OBJECTIVE A >>
Rewrite the entries from the first line through the line with "list-item-line: 6. The", swapping "Brow Gel" for "Eyebrow Gel" and leaving everything else as is.

12/18/2012You are subscribed to Secretary of Defense Speeches for U.S. Department of Defense. This information has recently been updated, and is now available.

"The Force of the 21st Century" (National Press Club)

12/18/2012 03:46 PM CST











"The Force of the 21st Century" (National Press Club)

As Delivered by Secretary of Defense Leon E. Panetta, Washington DC, Tuesday, December 18, 2012







Thank you very much, Theresa, for that kind introduction. And thank you for the invitation to be here today. I look forward to the opportunity to go back and pick walnuts back in Carmel Valley. I've told this story before, but it makes the point. When I was young, my father -- when he first planted that walnut orchard, as it grew, he would go around with a pole and hook and shake each of the branches. And my brother and I would be underneath collecting the walnuts. When I got elected to Congress, my Italian father said, "You've been well trained to go to Washington, because you've been dodging nuts all your life."

True. It was great training.

I've had the opportunity to be here at the Press Club in, obviously, some of my past jobs as a member of Congress, as OMB Director, and then as chief of staff. In those jobs, words were both my weapon and my shield. In this job, as Secretary of Defense, I have a hell of a lot more going for me, but in a democracy, words remain the most powerful weapon in our arsenal. And it's for that reason that it is an honor for me to again be here at the National Press Club.

I've long had a deep and abiding respect for the Washington press corps. You play an essential role in making our democracy strong by holding leaders and holding institutions accountable to the people they serve. As Secretary of Defense, and in my past jobs, I learned that it was important to be accessible to the press and to be transparent with them with regards to the issues and challenges that you confront. And in this job, I've tried to be as accessible as I can to the Pentagon press corps, to engage regularly with reporters and to encourage other senior officials in the department to do the same.

DATA FOR PROCESSING >>
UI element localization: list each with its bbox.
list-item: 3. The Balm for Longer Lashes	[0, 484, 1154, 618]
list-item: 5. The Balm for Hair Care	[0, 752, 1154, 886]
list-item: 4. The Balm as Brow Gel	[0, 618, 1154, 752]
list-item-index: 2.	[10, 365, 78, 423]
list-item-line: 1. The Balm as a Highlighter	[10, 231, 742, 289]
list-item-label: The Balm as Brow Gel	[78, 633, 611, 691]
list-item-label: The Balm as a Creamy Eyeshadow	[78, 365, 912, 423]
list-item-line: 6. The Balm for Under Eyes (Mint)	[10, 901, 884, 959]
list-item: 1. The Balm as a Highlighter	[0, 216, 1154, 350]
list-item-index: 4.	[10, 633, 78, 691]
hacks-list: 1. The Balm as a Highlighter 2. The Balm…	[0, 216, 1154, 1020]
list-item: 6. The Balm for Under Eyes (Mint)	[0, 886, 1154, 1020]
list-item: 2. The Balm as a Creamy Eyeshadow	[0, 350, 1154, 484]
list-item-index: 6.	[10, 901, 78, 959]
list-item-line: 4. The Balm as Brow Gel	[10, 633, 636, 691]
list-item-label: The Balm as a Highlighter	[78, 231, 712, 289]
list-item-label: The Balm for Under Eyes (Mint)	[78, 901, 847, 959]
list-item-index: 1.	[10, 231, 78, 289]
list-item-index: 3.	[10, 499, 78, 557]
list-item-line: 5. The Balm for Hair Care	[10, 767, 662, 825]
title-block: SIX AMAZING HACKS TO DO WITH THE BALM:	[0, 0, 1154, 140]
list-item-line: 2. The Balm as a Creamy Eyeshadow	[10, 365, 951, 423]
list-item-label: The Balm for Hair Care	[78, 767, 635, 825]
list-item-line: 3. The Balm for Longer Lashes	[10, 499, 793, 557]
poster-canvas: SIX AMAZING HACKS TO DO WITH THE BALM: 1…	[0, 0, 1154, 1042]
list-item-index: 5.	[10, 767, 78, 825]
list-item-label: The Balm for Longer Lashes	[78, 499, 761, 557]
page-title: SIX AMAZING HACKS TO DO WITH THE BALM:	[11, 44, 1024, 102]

OBJECTIVE B >>
In the National Press Club speech, what did Panetta's father tell him when he got elected to Congress?

FULL RESPONSE A >>
UI element localization: list each with its bbox.
list-item: 3. The Balm for Longer Lashes	[0, 484, 1154, 618]
list-item: 5. The Balm for Hair Care	[0, 752, 1154, 886]
list-item: 4. The Balm as Eyebrow Gel	[0, 618, 1154, 752]
list-item-index: 2.	[10, 365, 78, 423]
list-item-line: 1. The Balm as a Highlighter	[10, 231, 742, 289]
list-item-label: The Balm as Eyebrow Gel	[78, 633, 611, 691]
list-item-label: The Balm as a Creamy Eyeshadow	[78, 365, 912, 423]
list-item-line: 6. The Balm for Under Eyes (Mint)	[10, 901, 884, 959]

FULL RESPONSE B >>
"You've been well trained to go to Washington, because you've been dodging nuts all your life."